**REQUIREMENTS**. Set down all of the entries word for word, omitting the images they contain.

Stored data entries
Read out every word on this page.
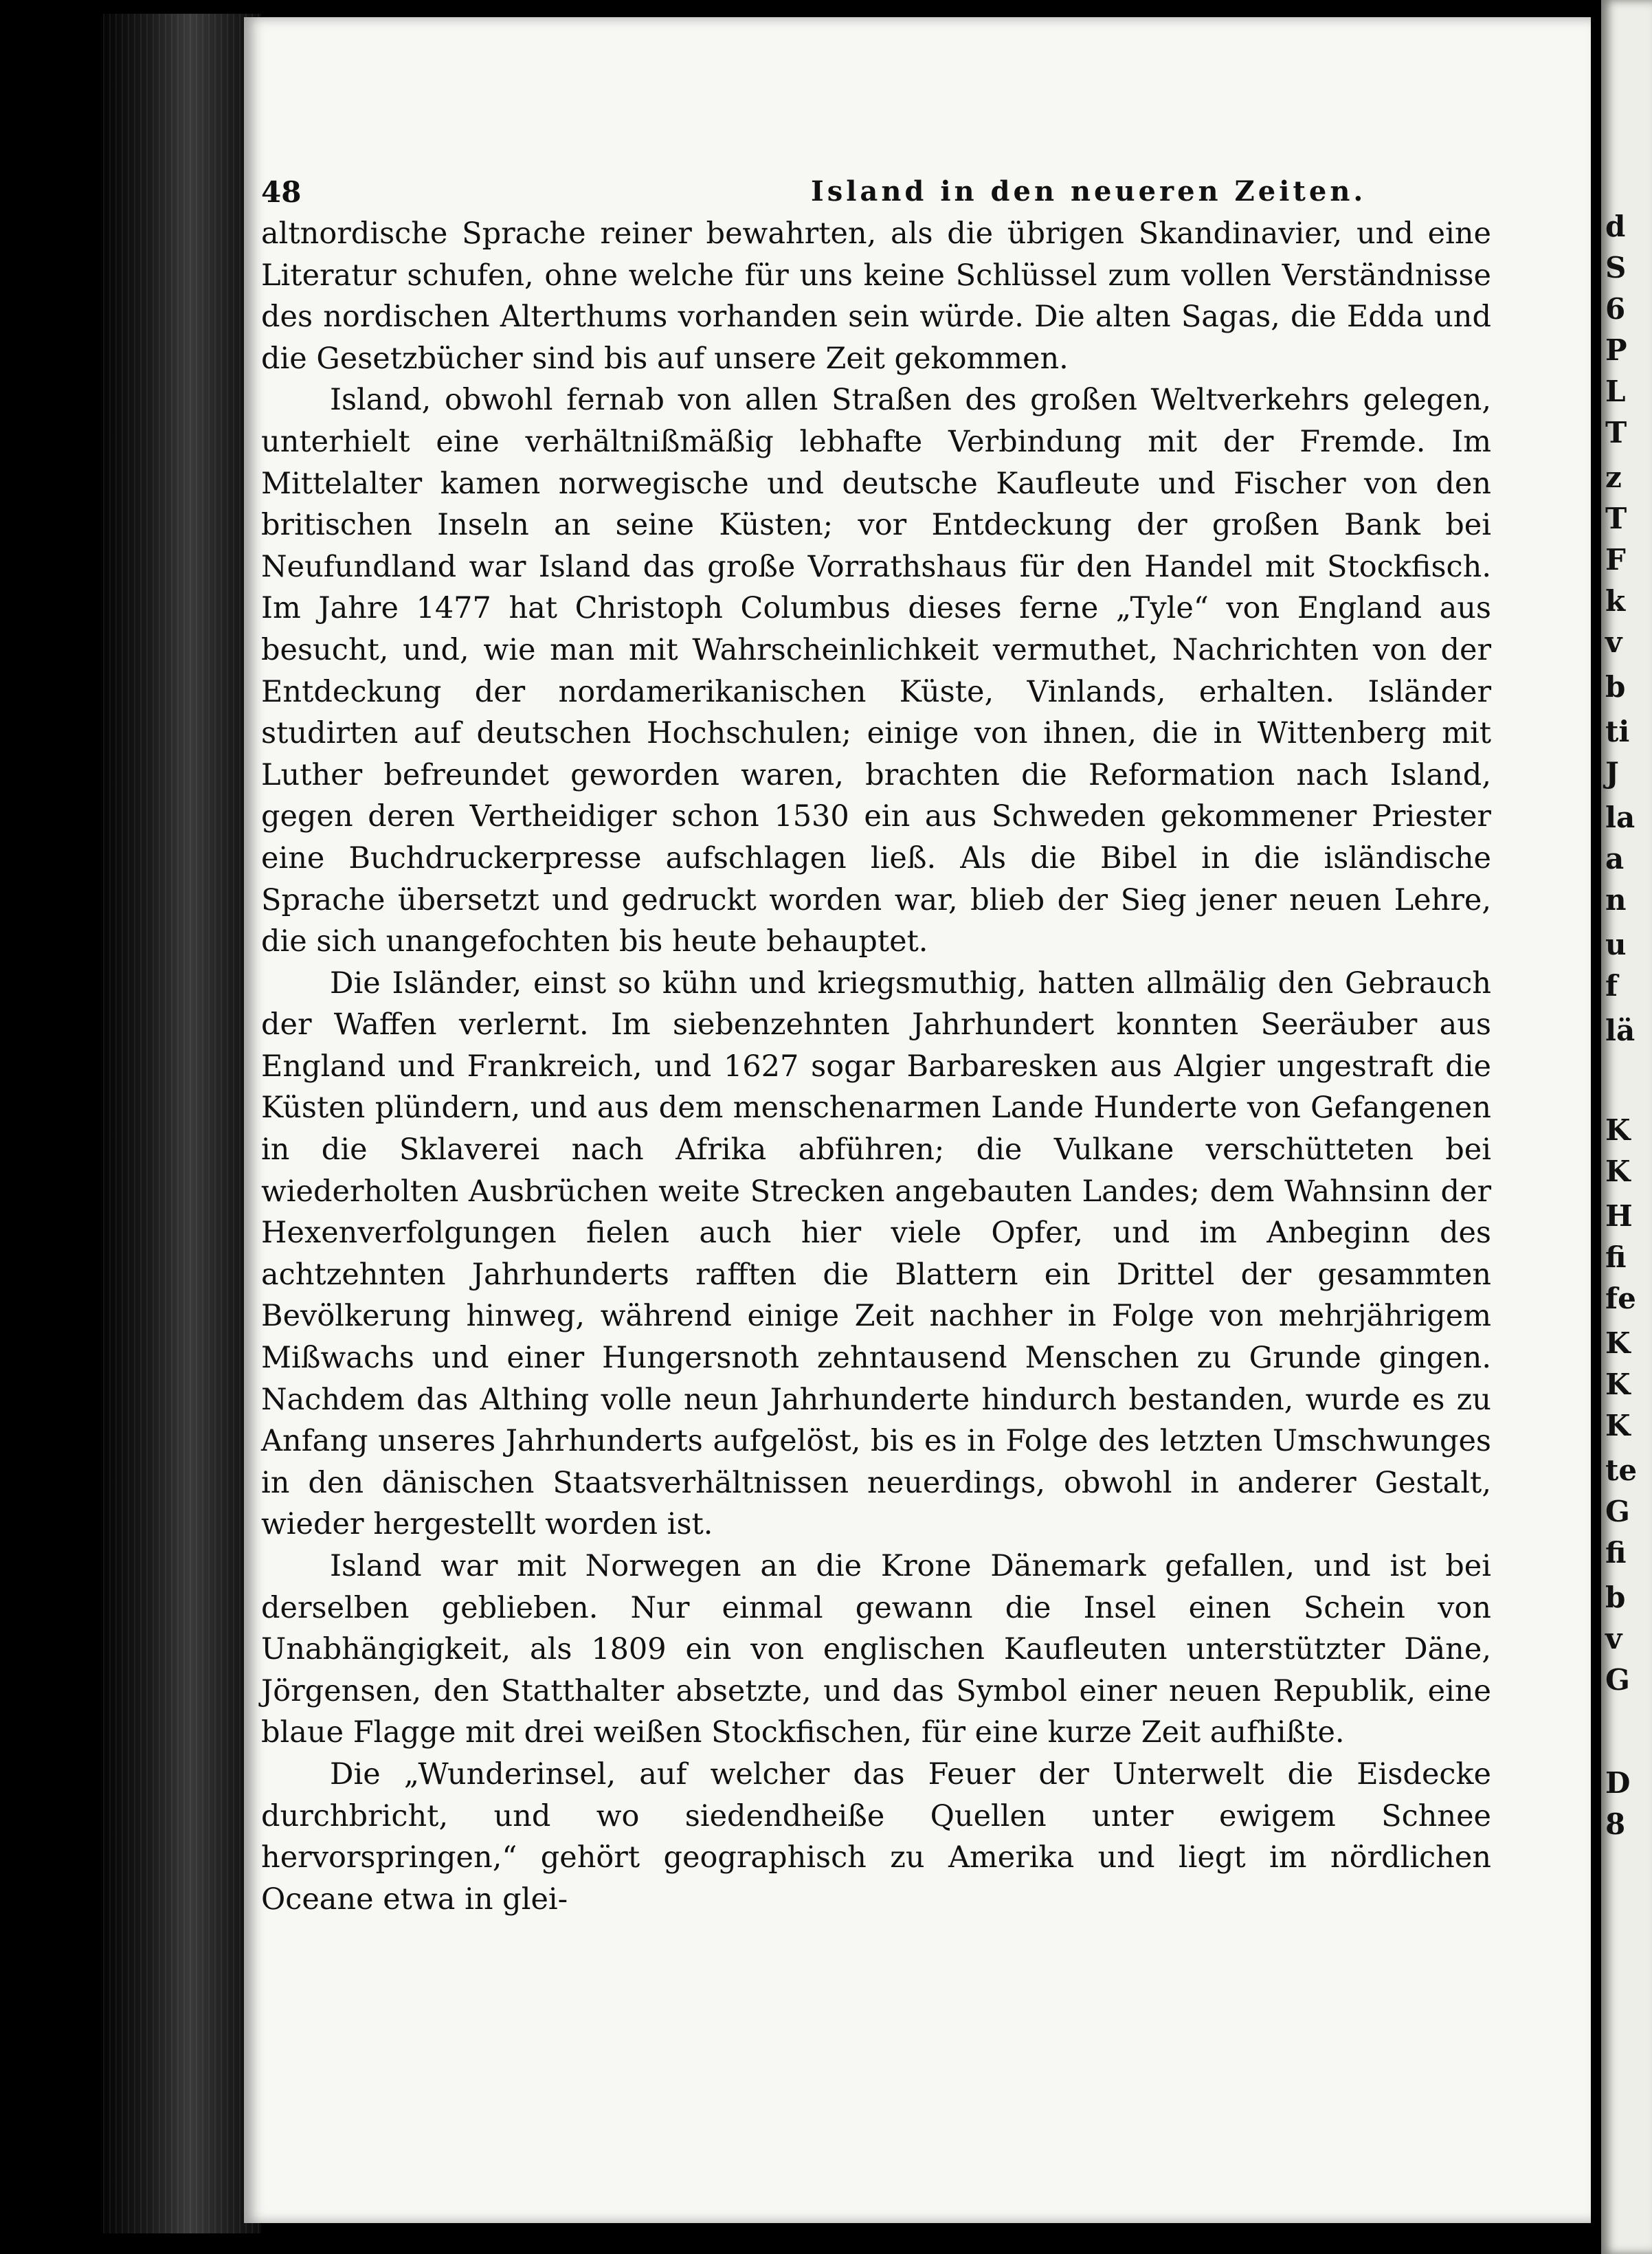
48	Island in den neueren Zeiten.

altnordische Sprache reiner bewahrten, als die übrigen Skandinavier, und eine Literatur schufen, ohne welche für uns keine Schlüssel zum vollen Verständnisse des nordischen Alterthums vorhanden sein würde. Die alten Sagas, die Edda und die Gesetzbücher sind bis auf unsere Zeit gekommen.

Island, obwohl fernab von allen Straßen des großen Weltverkehrs gelegen, unterhielt eine verhältnißmäßig lebhafte Verbindung mit der Fremde. Im Mittelalter kamen norwegische und deutsche Kaufleute und Fischer von den britischen Inseln an seine Küsten; vor Entdeckung der großen Bank bei Neufundland war Island das große Vorrathshaus für den Handel mit Stockfisch. Im Jahre 1477 hat Christoph Columbus dieses ferne „Tyle“ von England aus besucht, und, wie man mit Wahrscheinlichkeit vermuthet, Nachrichten von der Entdeckung der nordamerikanischen Küste, Vinlands, erhalten. Isländer studirten auf deutschen Hochschulen; einige von ihnen, die in Wittenberg mit Luther befreundet geworden waren, brachten die Reformation nach Island, gegen deren Vertheidiger schon 1530 ein aus Schweden gekommener Priester eine Buchdruckerpresse aufschlagen ließ. Als die Bibel in die isländische Sprache übersetzt und gedruckt worden war, blieb der Sieg jener neuen Lehre, die sich unangefochten bis heute behauptet.

Die Isländer, einst so kühn und kriegsmuthig, hatten allmälig den Gebrauch der Waffen verlernt. Im siebenzehnten Jahrhundert konnten Seeräuber aus England und Frankreich, und 1627 sogar Barbaresken aus Algier ungestraft die Küsten plündern, und aus dem menschenarmen Lande Hunderte von Gefangenen in die Sklaverei nach Afrika abführen; die Vulkane verschütteten bei wiederholten Ausbrüchen weite Strecken angebauten Landes; dem Wahnsinn der Hexenverfolgungen fielen auch hier viele Opfer, und im Anbeginn des achtzehnten Jahrhunderts rafften die Blattern ein Drittel der gesammten Bevölkerung hinweg, während einige Zeit nachher in Folge von mehrjährigem Mißwachs und einer Hungersnoth zehntausend Menschen zu Grunde gingen. Nachdem das Althing volle neun Jahrhunderte hindurch bestanden, wurde es zu Anfang unseres Jahrhunderts aufgelöst, bis es in Folge des letzten Umschwunges in den dänischen Staatsverhältnissen neuerdings, obwohl in anderer Gestalt, wieder hergestellt worden ist.

Island war mit Norwegen an die Krone Dänemark gefallen, und ist bei derselben geblieben. Nur einmal gewann die Insel einen Schein von Unabhängigkeit, als 1809 ein von englischen Kaufleuten unterstützter Däne, Jörgensen, den Statthalter absetzte, und das Symbol einer neuen Republik, eine blaue Flagge mit drei weißen Stockfischen, für eine kurze Zeit aufhißte.

Die „Wunderinsel, auf welcher das Feuer der Unterwelt die Eisdecke durchbricht, und wo siedendheiße Quellen unter ewigem Schnee hervorspringen,“ gehört geographisch zu Amerika und liegt im nördlichen Oceane etwa in glei-

d
S
6
P
L
T
z
T
F
k
v
b
ti
J
la
a
n
u
f
lä
K
K
H
fi
fe
K
K
K
te
G
fi
b
v
G
D
8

**OUTPUT**.
Read out every word on this page.
48	Island in den neueren Zeiten.

altnordische Sprache reiner bewahrten, als die übrigen Skandinavier, und eine Literatur schufen, ohne welche für uns keine Schlüssel zum vollen Verständnisse des nordischen Alterthums vorhanden sein würde. Die alten Sagas, die Edda und die Gesetzbücher sind bis auf unsere Zeit gekommen.

Island, obwohl fernab von allen Straßen des großen Weltverkehrs gelegen, unterhielt eine verhältnißmäßig lebhafte Verbindung mit der Fremde. Im Mittelalter kamen norwegische und deutsche Kaufleute und Fischer von den britischen Inseln an seine Küsten; vor Entdeckung der großen Bank bei Neufundland war Island das große Vorrathshaus für den Handel mit Stockfisch. Im Jahre 1477 hat Christoph Columbus dieses ferne „Tyle“ von England aus besucht, und, wie man mit Wahrscheinlichkeit vermuthet, Nachrichten von der Entdeckung der nordamerikanischen Küste, Vinlands, erhalten. Isländer studirten auf deutschen Hochschulen; einige von ihnen, die in Wittenberg mit Luther befreundet geworden waren, brachten die Reformation nach Island, gegen deren Vertheidiger schon 1530 ein aus Schweden gekommener Priester eine Buchdruckerpresse aufschlagen ließ. Als die Bibel in die isländische Sprache übersetzt und gedruckt worden war, blieb der Sieg jener neuen Lehre, die sich unangefochten bis heute behauptet.

Die Isländer, einst so kühn und kriegsmuthig, hatten allmälig den Gebrauch der Waffen verlernt. Im siebenzehnten Jahrhundert konnten Seeräuber aus England und Frankreich, und 1627 sogar Barbaresken aus Algier ungestraft die Küsten plündern, und aus dem menschenarmen Lande Hunderte von Gefangenen in die Sklaverei nach Afrika abführen; die Vulkane verschütteten bei wiederholten Ausbrüchen weite Strecken angebauten Landes; dem Wahnsinn der Hexenverfolgungen fielen auch hier viele Opfer, und im Anbeginn des achtzehnten Jahrhunderts rafften die Blattern ein Drittel der gesammten Bevölkerung hinweg, während einige Zeit nachher in Folge von mehrjährigem Mißwachs und einer Hungersnoth zehntausend Menschen zu Grunde gingen. Nachdem das Althing volle neun Jahrhunderte hindurch bestanden, wurde es zu Anfang unseres Jahrhunderts aufgelöst, bis es in Folge des letzten Umschwunges in den dänischen Staatsverhältnissen neuerdings, obwohl in anderer Gestalt, wieder hergestellt worden ist.

Island war mit Norwegen an die Krone Dänemark gefallen, und ist bei derselben geblieben. Nur einmal gewann die Insel einen Schein von Unabhängigkeit, als 1809 ein von englischen Kaufleuten unterstützter Däne, Jörgensen, den Statthalter absetzte, und das Symbol einer neuen Republik, eine blaue Flagge mit drei weißen Stockfischen, für eine kurze Zeit aufhißte.

Die „Wunderinsel, auf welcher das Feuer der Unterwelt die Eisdecke durchbricht, und wo siedendheiße Quellen unter ewigem Schnee hervorspringen,“ gehört geographisch zu Amerika und liegt im nördlichen Oceane etwa in glei-

d
S
6
P
L
T
z
T
F
k
v
b
ti
J
la
a
n
u
f
lä
K
K
H
fi
fe
K
K
K
te
G
fi
b
v
G
D
8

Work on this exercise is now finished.